● **Source records**

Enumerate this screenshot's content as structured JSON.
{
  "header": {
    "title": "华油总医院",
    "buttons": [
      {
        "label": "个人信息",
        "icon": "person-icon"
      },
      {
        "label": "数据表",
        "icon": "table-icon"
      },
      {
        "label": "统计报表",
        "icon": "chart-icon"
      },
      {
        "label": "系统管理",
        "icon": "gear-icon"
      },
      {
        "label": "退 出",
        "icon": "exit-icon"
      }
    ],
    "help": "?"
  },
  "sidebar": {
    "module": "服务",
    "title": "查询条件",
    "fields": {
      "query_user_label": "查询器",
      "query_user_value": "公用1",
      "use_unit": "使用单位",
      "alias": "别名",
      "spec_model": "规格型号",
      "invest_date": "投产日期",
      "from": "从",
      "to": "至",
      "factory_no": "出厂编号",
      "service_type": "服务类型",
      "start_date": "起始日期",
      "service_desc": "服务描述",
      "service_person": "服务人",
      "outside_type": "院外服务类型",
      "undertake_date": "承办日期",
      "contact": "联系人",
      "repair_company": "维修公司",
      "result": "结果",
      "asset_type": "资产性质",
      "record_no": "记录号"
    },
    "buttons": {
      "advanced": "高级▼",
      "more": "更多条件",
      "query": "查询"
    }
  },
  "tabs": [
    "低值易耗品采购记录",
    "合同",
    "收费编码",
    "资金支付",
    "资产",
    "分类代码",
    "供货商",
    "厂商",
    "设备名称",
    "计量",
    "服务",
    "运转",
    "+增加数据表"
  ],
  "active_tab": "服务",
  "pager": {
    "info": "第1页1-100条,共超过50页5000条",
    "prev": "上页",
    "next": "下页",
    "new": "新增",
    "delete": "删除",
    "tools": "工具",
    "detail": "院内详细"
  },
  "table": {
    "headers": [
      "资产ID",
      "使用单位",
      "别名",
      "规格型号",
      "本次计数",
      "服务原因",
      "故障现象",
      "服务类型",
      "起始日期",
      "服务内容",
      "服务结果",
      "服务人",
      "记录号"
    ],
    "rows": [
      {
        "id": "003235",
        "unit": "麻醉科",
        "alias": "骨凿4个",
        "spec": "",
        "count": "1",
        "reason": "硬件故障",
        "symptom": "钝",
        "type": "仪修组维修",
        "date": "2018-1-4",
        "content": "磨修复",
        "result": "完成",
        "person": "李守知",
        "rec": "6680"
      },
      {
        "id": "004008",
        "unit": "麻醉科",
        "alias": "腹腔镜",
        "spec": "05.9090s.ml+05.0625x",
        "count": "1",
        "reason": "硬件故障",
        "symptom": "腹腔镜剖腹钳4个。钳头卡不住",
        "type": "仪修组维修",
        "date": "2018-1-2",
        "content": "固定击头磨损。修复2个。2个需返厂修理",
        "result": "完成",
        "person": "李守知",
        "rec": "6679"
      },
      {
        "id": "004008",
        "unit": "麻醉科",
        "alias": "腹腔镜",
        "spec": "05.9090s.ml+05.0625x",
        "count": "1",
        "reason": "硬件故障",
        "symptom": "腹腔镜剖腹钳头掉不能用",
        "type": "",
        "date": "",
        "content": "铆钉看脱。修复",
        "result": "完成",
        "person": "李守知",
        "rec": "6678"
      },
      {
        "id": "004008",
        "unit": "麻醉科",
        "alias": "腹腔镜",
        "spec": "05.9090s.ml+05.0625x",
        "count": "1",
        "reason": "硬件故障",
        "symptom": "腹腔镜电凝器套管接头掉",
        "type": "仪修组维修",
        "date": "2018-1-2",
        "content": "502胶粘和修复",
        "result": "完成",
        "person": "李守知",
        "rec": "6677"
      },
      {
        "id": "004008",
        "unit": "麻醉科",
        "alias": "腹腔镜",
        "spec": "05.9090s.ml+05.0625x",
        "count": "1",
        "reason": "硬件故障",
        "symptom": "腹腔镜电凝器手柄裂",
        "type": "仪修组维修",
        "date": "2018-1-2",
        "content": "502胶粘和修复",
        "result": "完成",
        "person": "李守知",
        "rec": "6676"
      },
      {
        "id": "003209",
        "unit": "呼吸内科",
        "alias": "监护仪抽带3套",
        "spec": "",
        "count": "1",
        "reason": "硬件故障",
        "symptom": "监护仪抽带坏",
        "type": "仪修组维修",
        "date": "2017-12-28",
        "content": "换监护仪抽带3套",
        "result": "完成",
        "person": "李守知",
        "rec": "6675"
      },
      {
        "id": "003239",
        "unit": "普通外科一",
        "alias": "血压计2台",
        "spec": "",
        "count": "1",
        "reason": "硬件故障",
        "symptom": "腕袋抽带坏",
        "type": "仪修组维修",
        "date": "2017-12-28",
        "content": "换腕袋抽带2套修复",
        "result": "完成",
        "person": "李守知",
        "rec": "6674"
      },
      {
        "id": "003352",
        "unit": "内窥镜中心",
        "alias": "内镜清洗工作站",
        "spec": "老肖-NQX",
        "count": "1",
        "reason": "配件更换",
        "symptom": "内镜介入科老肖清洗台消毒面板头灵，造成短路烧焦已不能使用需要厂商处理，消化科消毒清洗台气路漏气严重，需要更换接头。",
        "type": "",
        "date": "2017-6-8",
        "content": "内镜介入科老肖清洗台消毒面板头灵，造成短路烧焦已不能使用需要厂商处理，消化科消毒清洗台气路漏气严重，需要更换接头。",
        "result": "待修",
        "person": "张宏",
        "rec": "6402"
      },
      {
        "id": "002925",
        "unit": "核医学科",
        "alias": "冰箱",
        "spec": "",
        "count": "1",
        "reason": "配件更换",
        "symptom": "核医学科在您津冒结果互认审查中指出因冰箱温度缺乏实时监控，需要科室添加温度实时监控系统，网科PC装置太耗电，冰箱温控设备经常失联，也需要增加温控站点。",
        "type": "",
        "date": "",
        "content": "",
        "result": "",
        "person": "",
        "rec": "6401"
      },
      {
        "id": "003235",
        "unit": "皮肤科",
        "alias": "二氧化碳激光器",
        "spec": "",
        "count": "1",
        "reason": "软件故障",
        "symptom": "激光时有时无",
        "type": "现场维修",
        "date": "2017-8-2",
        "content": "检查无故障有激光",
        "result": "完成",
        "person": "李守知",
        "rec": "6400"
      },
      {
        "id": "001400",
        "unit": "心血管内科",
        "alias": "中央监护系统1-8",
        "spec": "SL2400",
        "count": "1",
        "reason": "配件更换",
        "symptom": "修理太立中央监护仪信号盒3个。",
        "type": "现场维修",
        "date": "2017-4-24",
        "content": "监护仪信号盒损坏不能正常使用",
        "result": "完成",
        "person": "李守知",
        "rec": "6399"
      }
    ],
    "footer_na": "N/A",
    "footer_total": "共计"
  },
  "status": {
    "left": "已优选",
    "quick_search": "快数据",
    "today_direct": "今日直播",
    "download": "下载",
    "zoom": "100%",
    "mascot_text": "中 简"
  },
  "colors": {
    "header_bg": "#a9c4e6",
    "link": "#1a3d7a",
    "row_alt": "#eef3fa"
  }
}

● **Task directions**
Retype every entry above, word for word.

● **Solution for this task**
Enumerate this screenshot's content as structured JSON.
{
  "header": {
    "title": "华油总医院",
    "buttons": [
      {
        "label": "个人信息",
        "icon": "person-icon"
      },
      {
        "label": "数据表",
        "icon": "table-icon"
      },
      {
        "label": "统计报表",
        "icon": "chart-icon"
      },
      {
        "label": "系统管理",
        "icon": "gear-icon"
      },
      {
        "label": "退 出",
        "icon": "exit-icon"
      }
    ],
    "help": "?"
  },
  "sidebar": {
    "module": "服务",
    "title": "查询条件",
    "fields": {
      "query_user_label": "查询器",
      "query_user_value": "公用1",
      "use_unit": "使用单位",
      "alias": "别名",
      "spec_model": "规格型号",
      "invest_date": "投产日期",
      "from": "从",
      "to": "至",
      "factory_no": "出厂编号",
      "service_type": "服务类型",
      "start_date": "起始日期",
      "service_desc": "服务描述",
      "service_person": "服务人",
      "outside_type": "院外服务类型",
      "undertake_date": "承办日期",
      "contact": "联系人",
      "repair_company": "维修公司",
      "result": "结果",
      "asset_type": "资产性质",
      "record_no": "记录号"
    },
    "buttons": {
      "advanced": "高级▼",
      "more": "更多条件",
      "query": "查询"
    }
  },
  "tabs": [
    "低值易耗品采购记录",
    "合同",
    "收费编码",
    "资金支付",
    "资产",
    "分类代码",
    "供货商",
    "厂商",
    "设备名称",
    "计量",
    "服务",
    "运转",
    "+增加数据表"
  ],
  "active_tab": "服务",
  "pager": {
    "info": "第1页1-100条,共超过50页5000条",
    "prev": "上页",
    "next": "下页",
    "new": "新增",
    "delete": "删除",
    "tools": "工具",
    "detail": "院内详细"
  },
  "table": {
    "headers": [
      "资产ID",
      "使用单位",
      "别名",
      "规格型号",
      "本次计数",
      "服务原因",
      "故障现象",
      "服务类型",
      "起始日期",
      "服务内容",
      "服务结果",
      "服务人",
      "记录号"
    ],
    "rows": [
      {
        "id": "003235",
        "unit": "麻醉科",
        "alias": "骨凿4个",
        "spec": "",
        "count": "1",
        "reason": "硬件故障",
        "symptom": "钝",
        "type": "仪修组维修",
        "date": "2018-1-4",
        "content": "磨修复",
        "result": "完成",
        "person": "李守知",
        "rec": "6680"
      },
      {
        "id": "004008",
        "unit": "麻醉科",
        "alias": "腹腔镜",
        "spec": "05.9090s.ml+05.0625x",
        "count": "1",
        "reason": "硬件故障",
        "symptom": "腹腔镜剖腹钳4个。钳头卡不住",
        "type": "仪修组维修",
        "date": "2018-1-2",
        "content": "固定击头磨损。修复2个。2个需返厂修理",
        "result": "完成",
        "person": "李守知",
        "rec": "6679"
      },
      {
        "id": "004008",
        "unit": "麻醉科",
        "alias": "腹腔镜",
        "spec": "05.9090s.ml+05.0625x",
        "count": "1",
        "reason": "硬件故障",
        "symptom": "腹腔镜剖腹钳头掉不能用",
        "type": "",
        "date": "",
        "content": "铆钉看脱。修复",
        "result": "完成",
        "person": "李守知",
        "rec": "6678"
      },
      {
        "id": "004008",
        "unit": "麻醉科",
        "alias": "腹腔镜",
        "spec": "05.9090s.ml+05.0625x",
        "count": "1",
        "reason": "硬件故障",
        "symptom": "腹腔镜电凝器套管接头掉",
        "type": "仪修组维修",
        "date": "2018-1-2",
        "content": "502胶粘和修复",
        "result": "完成",
        "person": "李守知",
        "rec": "6677"
      },
      {
        "id": "004008",
        "unit": "麻醉科",
        "alias": "腹腔镜",
        "spec": "05.9090s.ml+05.0625x",
        "count": "1",
        "reason": "硬件故障",
        "symptom": "腹腔镜电凝器手柄裂",
        "type": "仪修组维修",
        "date": "2018-1-2",
        "content": "502胶粘和修复",
        "result": "完成",
        "person": "李守知",
        "rec": "6676"
      },
      {
        "id": "003209",
        "unit": "呼吸内科",
        "alias": "监护仪抽带3套",
        "spec": "",
        "count": "1",
        "reason": "硬件故障",
        "symptom": "监护仪抽带坏",
        "type": "仪修组维修",
        "date": "2017-12-28",
        "content": "换监护仪抽带3套",
        "result": "完成",
        "person": "李守知",
        "rec": "6675"
      },
      {
        "id": "003239",
        "unit": "普通外科一",
        "alias": "血压计2台",
        "spec": "",
        "count": "1",
        "reason": "硬件故障",
        "symptom": "腕袋抽带坏",
        "type": "仪修组维修",
        "date": "2017-12-28",
        "content": "换腕袋抽带2套修复",
        "result": "完成",
        "person": "李守知",
        "rec": "6674"
      },
      {
        "id": "003352",
        "unit": "内窥镜中心",
        "alias": "内镜清洗工作站",
        "spec": "老肖-NQX",
        "count": "1",
        "reason": "配件更换",
        "symptom": "内镜介入科老肖清洗台消毒面板头灵，造成短路烧焦已不能使用需要厂商处理，消化科消毒清洗台气路漏气严重，需要更换接头。",
        "type": "",
        "date": "2017-6-8",
        "content": "内镜介入科老肖清洗台消毒面板头灵，造成短路烧焦已不能使用需要厂商处理，消化科消毒清洗台气路漏气严重，需要更换接头。",
        "result": "待修",
        "person": "张宏",
        "rec": "6402"
      },
      {
        "id": "002925",
        "unit": "核医学科",
        "alias": "冰箱",
        "spec": "",
        "count": "1",
        "reason": "配件更换",
        "symptom": "核医学科在您津冒结果互认审查中指出因冰箱温度缺乏实时监控，需要科室添加温度实时监控系统，网科PC装置太耗电，冰箱温控设备经常失联，也需要增加温控站点。",
        "type": "",
        "date": "",
        "content": "",
        "result": "",
        "person": "",
        "rec": "6401"
      },
      {
        "id": "003235",
        "unit": "皮肤科",
        "alias": "二氧化碳激光器",
        "spec": "",
        "count": "1",
        "reason": "软件故障",
        "symptom": "激光时有时无",
        "type": "现场维修",
        "date": "2017-8-2",
        "content": "检查无故障有激光",
        "result": "完成",
        "person": "李守知",
        "rec": "6400"
      },
      {
        "id": "001400",
        "unit": "心血管内科",
        "alias": "中央监护系统1-8",
        "spec": "SL2400",
        "count": "1",
        "reason": "配件更换",
        "symptom": "修理太立中央监护仪信号盒3个。",
        "type": "现场维修",
        "date": "2017-4-24",
        "content": "监护仪信号盒损坏不能正常使用",
        "result": "完成",
        "person": "李守知",
        "rec": "6399"
      }
    ],
    "footer_na": "N/A",
    "footer_total": "共计"
  },
  "status": {
    "left": "已优选",
    "quick_search": "快数据",
    "today_direct": "今日直播",
    "download": "下载",
    "zoom": "100%",
    "mascot_text": "中 简"
  },
  "colors": {
    "header_bg": "#a9c4e6",
    "link": "#1a3d7a",
    "row_alt": "#eef3fa"
  }
}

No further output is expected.